> Short problem
Output all the data exactly. Pictures do not belong in the copy.

────────────────

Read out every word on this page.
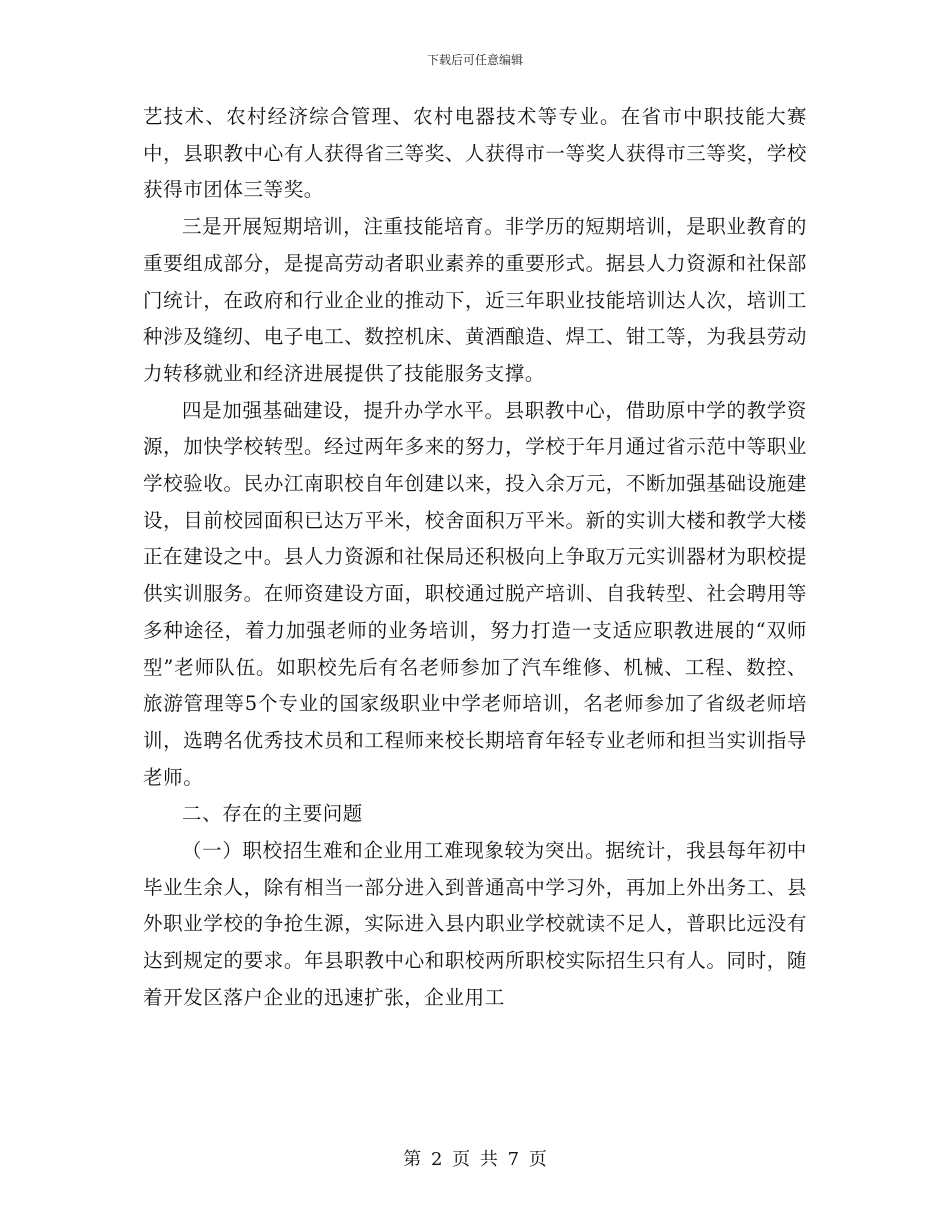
下载后可任意编辑

艺技术、农村经济综合管理、农村电器技术等专业。在省市中职技能大赛中，县职教中心有人获得省三等奖、人获得市一等奖人获得市三等奖，学校获得市团体三等奖。

三是开展短期培训，注重技能培育。非学历的短期培训，是职业教育的重要组成部分，是提高劳动者职业素养的重要形式。据县人力资源和社保部门统计，在政府和行业企业的推动下，近三年职业技能培训达人次，培训工种涉及缝纫、电子电工、数控机床、黄酒酿造、焊工、钳工等，为我县劳动力转移就业和经济进展提供了技能服务支撑。

四是加强基础建设，提升办学水平。县职教中心，借助原中学的教学资源，加快学校转型。经过两年多来的努力，学校于年月通过省示范中等职业学校验收。民办江南职校自年创建以来，投入余万元，不断加强基础设施建设，目前校园面积已达万平米，校舍面积万平米。新的实训大楼和教学大楼正在建设之中。县人力资源和社保局还积极向上争取万元实训器材为职校提供实训服务。在师资建设方面，职校通过脱产培训、自我转型、社会聘用等多种途径，着力加强老师的业务培训，努力打造一支适应职教进展的“双师型”老师队伍。如职校先后有名老师参加了汽车维修、机械、工程、数控、旅游管理等5个专业的国家级职业中学老师培训，名老师参加了省级老师培训，选聘名优秀技术员和工程师来校长期培育年轻专业老师和担当实训指导老师。

二、存在的主要问题

（一）职校招生难和企业用工难现象较为突出。据统计，我县每年初中毕业生余人，除有相当一部分进入到普通高中学习外，再加上外出务工、县外职业学校的争抢生源，实际进入县内职业学校就读不足人，普职比远没有达到规定的要求。年县职教中心和职校两所职校实际招生只有人。同时，随着开发区落户企业的迅速扩张，企业用工

第 2 页 共 7 页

────────────────

> Task answer
Read out every word on this page.
下载后可任意编辑

艺技术、农村经济综合管理、农村电器技术等专业。在省市中职技能大赛中，县职教中心有人获得省三等奖、人获得市一等奖人获得市三等奖，学校获得市团体三等奖。

三是开展短期培训，注重技能培育。非学历的短期培训，是职业教育的重要组成部分，是提高劳动者职业素养的重要形式。据县人力资源和社保部门统计，在政府和行业企业的推动下，近三年职业技能培训达人次，培训工种涉及缝纫、电子电工、数控机床、黄酒酿造、焊工、钳工等，为我县劳动力转移就业和经济进展提供了技能服务支撑。

四是加强基础建设，提升办学水平。县职教中心，借助原中学的教学资源，加快学校转型。经过两年多来的努力，学校于年月通过省示范中等职业学校验收。民办江南职校自年创建以来，投入余万元，不断加强基础设施建设，目前校园面积已达万平米，校舍面积万平米。新的实训大楼和教学大楼正在建设之中。县人力资源和社保局还积极向上争取万元实训器材为职校提供实训服务。在师资建设方面，职校通过脱产培训、自我转型、社会聘用等多种途径，着力加强老师的业务培训，努力打造一支适应职教进展的“双师型”老师队伍。如职校先后有名老师参加了汽车维修、机械、工程、数控、旅游管理等5个专业的国家级职业中学老师培训，名老师参加了省级老师培训，选聘名优秀技术员和工程师来校长期培育年轻专业老师和担当实训指导老师。

二、存在的主要问题

（一）职校招生难和企业用工难现象较为突出。据统计，我县每年初中毕业生余人，除有相当一部分进入到普通高中学习外，再加上外出务工、县外职业学校的争抢生源，实际进入县内职业学校就读不足人，普职比远没有达到规定的要求。年县职教中心和职校两所职校实际招生只有人。同时，随着开发区落户企业的迅速扩张，企业用工

第 2 页 共 7 页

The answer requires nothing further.